== What is asked ==
Repeat every record below exactly, omitting any pictures.

Data items:
┌────────

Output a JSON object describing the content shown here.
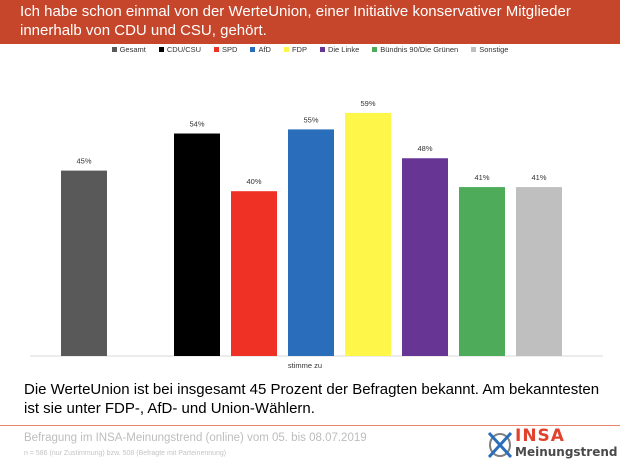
{
  "header": {
    "title": "Ich habe schon einmal von der WerteUnion, einer Initiative konservativer Mitglieder innerhalb von CDU und CSU, gehört."
  },
  "legend": [
    {
      "label": "Gesamt",
      "color": "#595959"
    },
    {
      "label": "CDU/CSU",
      "color": "#000000"
    },
    {
      "label": "SPD",
      "color": "#ee3124"
    },
    {
      "label": "AfD",
      "color": "#2a6ebb"
    },
    {
      "label": "FDP",
      "color": "#fff64a"
    },
    {
      "label": "Die Linke",
      "color": "#673695"
    },
    {
      "label": "Bündnis 90/Die Grünen",
      "color": "#4dab5a"
    },
    {
      "label": "Sonstige",
      "color": "#bfbfbf"
    }
  ],
  "chart_data": {
    "type": "bar",
    "title": "Ich habe schon einmal von der WerteUnion, einer Initiative konservativer Mitglieder innerhalb von CDU und CSU, gehört.",
    "categories": [
      "stimme zu"
    ],
    "xlabel": "stimme zu",
    "ylabel": "",
    "ylim": [
      0,
      60
    ],
    "grid": false,
    "legend_position": "top",
    "series": [
      {
        "name": "Gesamt",
        "values": [
          45
        ],
        "label": "45%",
        "color": "#595959"
      },
      {
        "name": "CDU/CSU",
        "values": [
          54
        ],
        "label": "54%",
        "color": "#000000"
      },
      {
        "name": "SPD",
        "values": [
          40
        ],
        "label": "40%",
        "color": "#ee3124"
      },
      {
        "name": "AfD",
        "values": [
          55
        ],
        "label": "55%",
        "color": "#2a6ebb"
      },
      {
        "name": "FDP",
        "values": [
          59
        ],
        "label": "59%",
        "color": "#fff64a"
      },
      {
        "name": "Die Linke",
        "values": [
          48
        ],
        "label": "48%",
        "color": "#673695"
      },
      {
        "name": "Bündnis 90/Die Grünen",
        "values": [
          41
        ],
        "label": "41%",
        "color": "#4dab5a"
      },
      {
        "name": "Sonstige",
        "values": [
          41
        ],
        "label": "41%",
        "color": "#bfbfbf"
      }
    ]
  },
  "summary": "Die WerteUnion ist bei insgesamt 45 Prozent der Befragten bekannt. Am bekanntesten ist sie unter FDP-, AfD- und Union-Wählern.",
  "footer": {
    "source": "Befragung im INSA-Meinungstrend (online) vom 05. bis 08.07.2019",
    "note": "n = 586 (nur Zustimmung) bzw. 508 (Befragte mit Parteinennung)",
    "logo_brand": "INSA",
    "logo_sub": "Meinungstrend"
  },
  "colors": {
    "header_bg": "#c5462a",
    "logo_red": "#e2412b",
    "logo_blue": "#2a6ebb"
  }
}
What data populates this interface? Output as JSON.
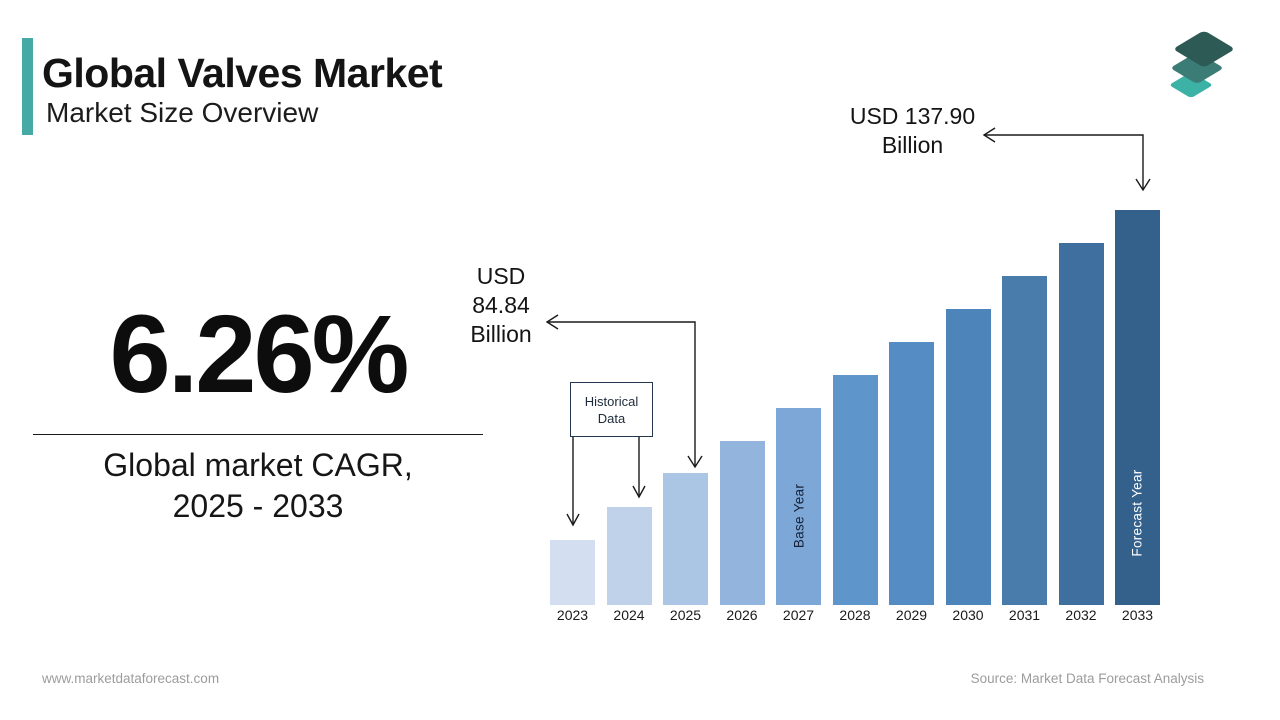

└────────

== Task answer ==
Output a JSON object describing the content shown here.
{
  "header": {
    "title": "Ich habe schon einmal von der WerteUnion, einer Initiative konservativer Mitglieder innerhalb von CDU und CSU, gehört."
  },
  "legend": [
    {
      "label": "Gesamt",
      "color": "#595959"
    },
    {
      "label": "CDU/CSU",
      "color": "#000000"
    },
    {
      "label": "SPD",
      "color": "#ee3124"
    },
    {
      "label": "AfD",
      "color": "#2a6ebb"
    },
    {
      "label": "FDP",
      "color": "#fff64a"
    },
    {
      "label": "Die Linke",
      "color": "#673695"
    },
    {
      "label": "Bündnis 90/Die Grünen",
      "color": "#4dab5a"
    },
    {
      "label": "Sonstige",
      "color": "#bfbfbf"
    }
  ],
  "chart_data": {
    "type": "bar",
    "title": "Ich habe schon einmal von der WerteUnion, einer Initiative konservativer Mitglieder innerhalb von CDU und CSU, gehört.",
    "categories": [
      "stimme zu"
    ],
    "xlabel": "stimme zu",
    "ylabel": "",
    "ylim": [
      0,
      60
    ],
    "grid": false,
    "legend_position": "top",
    "series": [
      {
        "name": "Gesamt",
        "values": [
          45
        ],
        "label": "45%",
        "color": "#595959"
      },
      {
        "name": "CDU/CSU",
        "values": [
          54
        ],
        "label": "54%",
        "color": "#000000"
      },
      {
        "name": "SPD",
        "values": [
          40
        ],
        "label": "40%",
        "color": "#ee3124"
      },
      {
        "name": "AfD",
        "values": [
          55
        ],
        "label": "55%",
        "color": "#2a6ebb"
      },
      {
        "name": "FDP",
        "values": [
          59
        ],
        "label": "59%",
        "color": "#fff64a"
      },
      {
        "name": "Die Linke",
        "values": [
          48
        ],
        "label": "48%",
        "color": "#673695"
      },
      {
        "name": "Bündnis 90/Die Grünen",
        "values": [
          41
        ],
        "label": "41%",
        "color": "#4dab5a"
      },
      {
        "name": "Sonstige",
        "values": [
          41
        ],
        "label": "41%",
        "color": "#bfbfbf"
      }
    ]
  },
  "summary": "Die WerteUnion ist bei insgesamt 45 Prozent der Befragten bekannt. Am bekanntesten ist sie unter FDP-, AfD- und Union-Wählern.",
  "footer": {
    "source": "Befragung im INSA-Meinungstrend (online) vom 05. bis 08.07.2019",
    "note": "n = 586 (nur Zustimmung) bzw. 508 (Befragte mit Parteinennung)",
    "logo_brand": "INSA",
    "logo_sub": "Meinungstrend"
  },
  "colors": {
    "header_bg": "#c5462a",
    "logo_red": "#e2412b",
    "logo_blue": "#2a6ebb"
  }
}
What data populates this interface? Output as JSON.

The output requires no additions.